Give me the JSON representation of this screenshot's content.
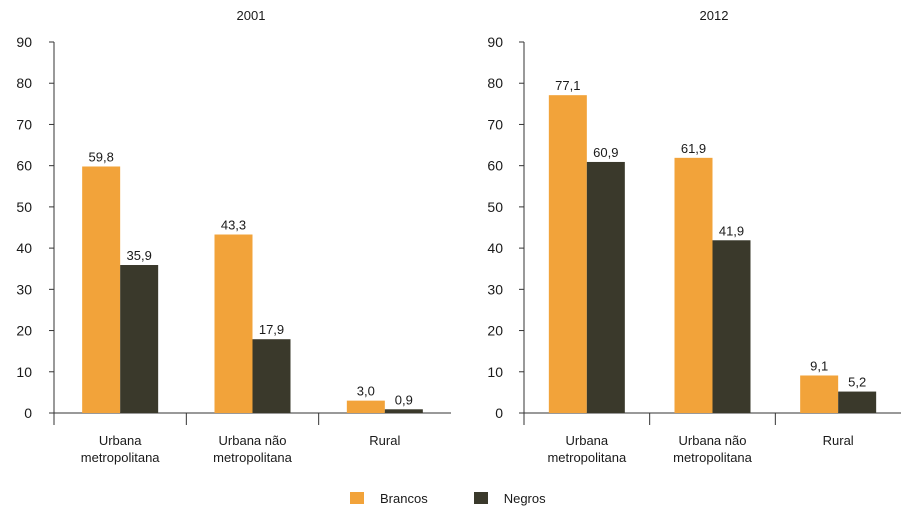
{
  "colors": {
    "brancos": "#f2a33a",
    "negros": "#3a392b",
    "axis": "#333333"
  },
  "legend": [
    {
      "label": "Brancos",
      "color": "#f2a33a"
    },
    {
      "label": "Negros",
      "color": "#3a392b"
    }
  ],
  "chart_data": [
    {
      "type": "bar",
      "title": "2001",
      "categories": [
        [
          "Urbana",
          "metropolitana"
        ],
        [
          "Urbana não",
          "metropolitana"
        ],
        [
          "Rural"
        ]
      ],
      "series": [
        {
          "name": "Brancos",
          "values": [
            59.8,
            43.3,
            3.0
          ],
          "labels": [
            "59,8",
            "43,3",
            "3,0"
          ]
        },
        {
          "name": "Negros",
          "values": [
            35.9,
            17.9,
            0.9
          ],
          "labels": [
            "35,9",
            "17,9",
            "0,9"
          ]
        }
      ],
      "ylim": [
        0,
        90
      ],
      "yticks": [
        0,
        10,
        20,
        30,
        40,
        50,
        60,
        70,
        80,
        90
      ],
      "grid": false,
      "legend_position": "bottom-center"
    },
    {
      "type": "bar",
      "title": "2012",
      "categories": [
        [
          "Urbana",
          "metropolitana"
        ],
        [
          "Urbana não",
          "metropolitana"
        ],
        [
          "Rural"
        ]
      ],
      "series": [
        {
          "name": "Brancos",
          "values": [
            77.1,
            61.9,
            9.1
          ],
          "labels": [
            "77,1",
            "61,9",
            "9,1"
          ]
        },
        {
          "name": "Negros",
          "values": [
            60.9,
            41.9,
            5.2
          ],
          "labels": [
            "60,9",
            "41,9",
            "5,2"
          ]
        }
      ],
      "ylim": [
        0,
        90
      ],
      "yticks": [
        0,
        10,
        20,
        30,
        40,
        50,
        60,
        70,
        80,
        90
      ],
      "grid": false,
      "legend_position": "bottom-center"
    }
  ]
}
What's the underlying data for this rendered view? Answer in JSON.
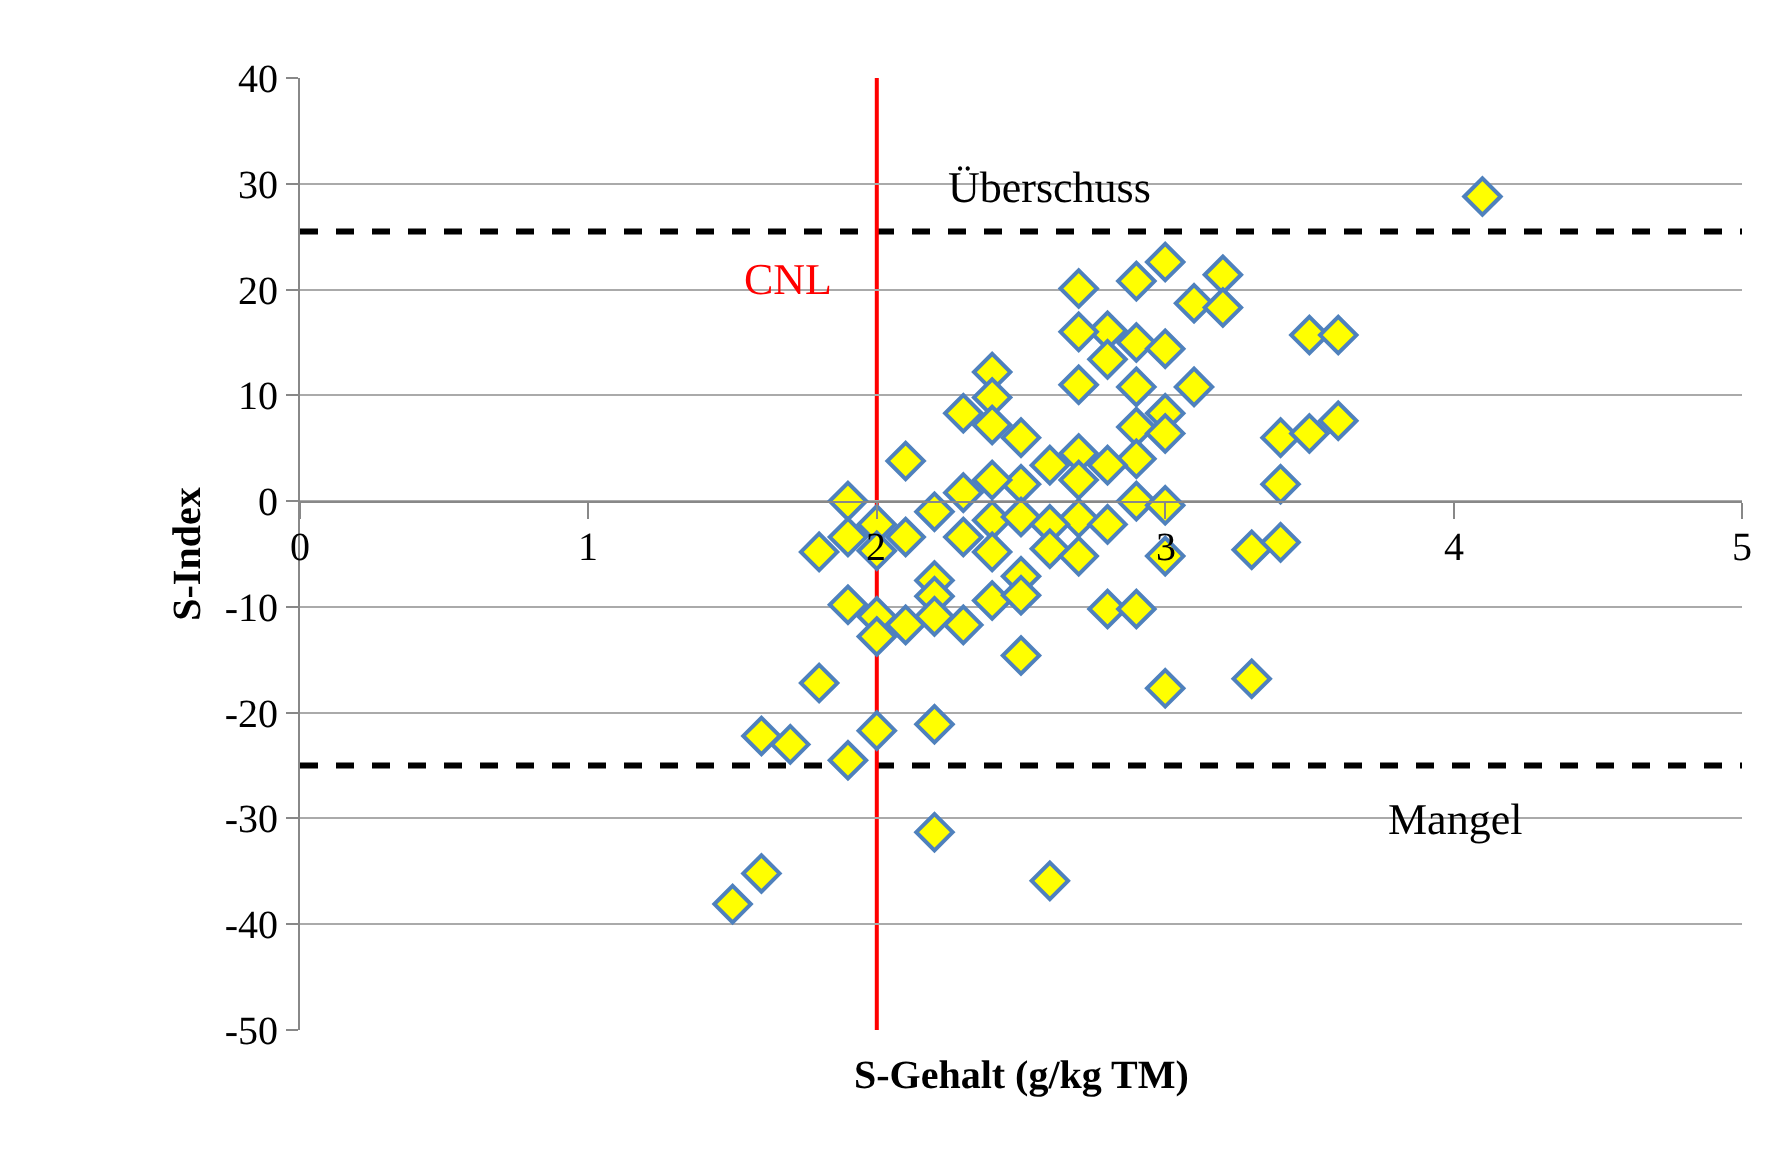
{
  "chart_data": {
    "type": "scatter",
    "xlabel": "S-Gehalt (g/kg TM)",
    "ylabel": "S-Index",
    "x": [
      4.1,
      2.7,
      2.8,
      2.8,
      2.9,
      3.0,
      3.1,
      3.2,
      3.2,
      2.7,
      2.9,
      3.0,
      2.7,
      2.9,
      3.1,
      3.5,
      3.6,
      2.4,
      2.4,
      2.3,
      2.4,
      2.5,
      2.9,
      3.0,
      3.0,
      3.4,
      3.5,
      3.6,
      3.4,
      2.1,
      2.9,
      2.7,
      2.6,
      2.8,
      2.5,
      2.3,
      2.4,
      2.7,
      1.9,
      2.9,
      3.0,
      2.2,
      2.4,
      2.5,
      2.7,
      2.8,
      2.0,
      2.0,
      1.8,
      1.9,
      2.1,
      2.3,
      2.6,
      2.6,
      2.7,
      3.0,
      2.4,
      2.5,
      2.2,
      2.2,
      1.9,
      2.0,
      2.0,
      2.1,
      2.2,
      2.3,
      2.4,
      2.5,
      2.5,
      2.8,
      2.9,
      3.0,
      3.3,
      3.4,
      3.3,
      1.8,
      2.2,
      2.0,
      1.6,
      1.7,
      1.9,
      2.2,
      1.6,
      1.5,
      2.6
    ],
    "values": [
      28.8,
      20.1,
      16.1,
      13.4,
      20.8,
      22.6,
      18.7,
      21.4,
      18.3,
      16,
      15,
      14.4,
      11,
      10.8,
      10.8,
      15.7,
      15.7,
      12.2,
      9.8,
      8.3,
      7.2,
      6,
      7,
      8.3,
      6.4,
      6,
      6.4,
      7.6,
      1.6,
      3.8,
      4,
      4.5,
      3.4,
      3.4,
      1.6,
      0.8,
      2,
      2,
      0,
      0,
      -0.4,
      -1,
      -1.8,
      -1.5,
      -1.6,
      -2.2,
      -2.2,
      -4.7,
      -4.8,
      -3.4,
      -3.4,
      -3.4,
      -2.2,
      -4.5,
      -5.2,
      -5.2,
      -4.8,
      -7.1,
      -7.5,
      -9,
      -9.8,
      -10.9,
      -12.8,
      -11.7,
      -10.9,
      -11.7,
      -9.4,
      -8.9,
      -14.6,
      -10.2,
      -10.2,
      -17.7,
      -4.6,
      -3.9,
      -16.8,
      -17.2,
      -21.1,
      -21.7,
      -22.2,
      -23,
      -24.5,
      -31.3,
      -35.2,
      -38.1,
      -35.9
    ],
    "color": "#ffff00",
    "marker": "diamond",
    "xlim": [
      0,
      5
    ],
    "xticks": [
      0,
      1,
      2,
      3,
      4,
      5
    ],
    "ylim": [
      -50,
      40
    ],
    "yticks": [
      -50,
      -40,
      -30,
      -20,
      -10,
      0,
      10,
      20,
      30,
      40
    ],
    "grid": "y",
    "ref_lines": [
      {
        "axis": "y",
        "value": 25.5,
        "label": "Überschuss",
        "color": "#000000",
        "line_style": "dashed"
      },
      {
        "axis": "y",
        "value": -25,
        "label": "Mangel",
        "color": "#000000",
        "line_style": "dashed"
      },
      {
        "axis": "x",
        "value": 2,
        "label": "CNL",
        "color": "#ff0000",
        "line_style": "solid"
      }
    ]
  }
}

Aim: Do not copy the pictures, but repeat every line exactly.

Solution below:
Give me the JSON representation of this screenshot's content.
{
  "colors": {
    "brancos": "#f2a33a",
    "negros": "#3a392b",
    "axis": "#333333"
  },
  "legend": [
    {
      "label": "Brancos",
      "color": "#f2a33a"
    },
    {
      "label": "Negros",
      "color": "#3a392b"
    }
  ],
  "chart_data": [
    {
      "type": "bar",
      "title": "2001",
      "categories": [
        [
          "Urbana",
          "metropolitana"
        ],
        [
          "Urbana não",
          "metropolitana"
        ],
        [
          "Rural"
        ]
      ],
      "series": [
        {
          "name": "Brancos",
          "values": [
            59.8,
            43.3,
            3.0
          ],
          "labels": [
            "59,8",
            "43,3",
            "3,0"
          ]
        },
        {
          "name": "Negros",
          "values": [
            35.9,
            17.9,
            0.9
          ],
          "labels": [
            "35,9",
            "17,9",
            "0,9"
          ]
        }
      ],
      "ylim": [
        0,
        90
      ],
      "yticks": [
        0,
        10,
        20,
        30,
        40,
        50,
        60,
        70,
        80,
        90
      ],
      "grid": false,
      "legend_position": "bottom-center"
    },
    {
      "type": "bar",
      "title": "2012",
      "categories": [
        [
          "Urbana",
          "metropolitana"
        ],
        [
          "Urbana não",
          "metropolitana"
        ],
        [
          "Rural"
        ]
      ],
      "series": [
        {
          "name": "Brancos",
          "values": [
            77.1,
            61.9,
            9.1
          ],
          "labels": [
            "77,1",
            "61,9",
            "9,1"
          ]
        },
        {
          "name": "Negros",
          "values": [
            60.9,
            41.9,
            5.2
          ],
          "labels": [
            "60,9",
            "41,9",
            "5,2"
          ]
        }
      ],
      "ylim": [
        0,
        90
      ],
      "yticks": [
        0,
        10,
        20,
        30,
        40,
        50,
        60,
        70,
        80,
        90
      ],
      "grid": false,
      "legend_position": "bottom-center"
    }
  ]
}
What's the underlying data for this rendered view? Answer in JSON.
{
  "chart_data": {
    "type": "scatter",
    "xlabel": "S-Gehalt (g/kg TM)",
    "ylabel": "S-Index",
    "x": [
      4.1,
      2.7,
      2.8,
      2.8,
      2.9,
      3.0,
      3.1,
      3.2,
      3.2,
      2.7,
      2.9,
      3.0,
      2.7,
      2.9,
      3.1,
      3.5,
      3.6,
      2.4,
      2.4,
      2.3,
      2.4,
      2.5,
      2.9,
      3.0,
      3.0,
      3.4,
      3.5,
      3.6,
      3.4,
      2.1,
      2.9,
      2.7,
      2.6,
      2.8,
      2.5,
      2.3,
      2.4,
      2.7,
      1.9,
      2.9,
      3.0,
      2.2,
      2.4,
      2.5,
      2.7,
      2.8,
      2.0,
      2.0,
      1.8,
      1.9,
      2.1,
      2.3,
      2.6,
      2.6,
      2.7,
      3.0,
      2.4,
      2.5,
      2.2,
      2.2,
      1.9,
      2.0,
      2.0,
      2.1,
      2.2,
      2.3,
      2.4,
      2.5,
      2.5,
      2.8,
      2.9,
      3.0,
      3.3,
      3.4,
      3.3,
      1.8,
      2.2,
      2.0,
      1.6,
      1.7,
      1.9,
      2.2,
      1.6,
      1.5,
      2.6
    ],
    "values": [
      28.8,
      20.1,
      16.1,
      13.4,
      20.8,
      22.6,
      18.7,
      21.4,
      18.3,
      16,
      15,
      14.4,
      11,
      10.8,
      10.8,
      15.7,
      15.7,
      12.2,
      9.8,
      8.3,
      7.2,
      6,
      7,
      8.3,
      6.4,
      6,
      6.4,
      7.6,
      1.6,
      3.8,
      4,
      4.5,
      3.4,
      3.4,
      1.6,
      0.8,
      2,
      2,
      0,
      0,
      -0.4,
      -1,
      -1.8,
      -1.5,
      -1.6,
      -2.2,
      -2.2,
      -4.7,
      -4.8,
      -3.4,
      -3.4,
      -3.4,
      -2.2,
      -4.5,
      -5.2,
      -5.2,
      -4.8,
      -7.1,
      -7.5,
      -9,
      -9.8,
      -10.9,
      -12.8,
      -11.7,
      -10.9,
      -11.7,
      -9.4,
      -8.9,
      -14.6,
      -10.2,
      -10.2,
      -17.7,
      -4.6,
      -3.9,
      -16.8,
      -17.2,
      -21.1,
      -21.7,
      -22.2,
      -23,
      -24.5,
      -31.3,
      -35.2,
      -38.1,
      -35.9
    ],
    "color": "#ffff00",
    "marker": "diamond",
    "xlim": [
      0,
      5
    ],
    "xticks": [
      0,
      1,
      2,
      3,
      4,
      5
    ],
    "ylim": [
      -50,
      40
    ],
    "yticks": [
      -50,
      -40,
      -30,
      -20,
      -10,
      0,
      10,
      20,
      30,
      40
    ],
    "grid": "y",
    "ref_lines": [
      {
        "axis": "y",
        "value": 25.5,
        "label": "Überschuss",
        "color": "#000000",
        "line_style": "dashed"
      },
      {
        "axis": "y",
        "value": -25,
        "label": "Mangel",
        "color": "#000000",
        "line_style": "dashed"
      },
      {
        "axis": "x",
        "value": 2,
        "label": "CNL",
        "color": "#ff0000",
        "line_style": "solid"
      }
    ]
  }
}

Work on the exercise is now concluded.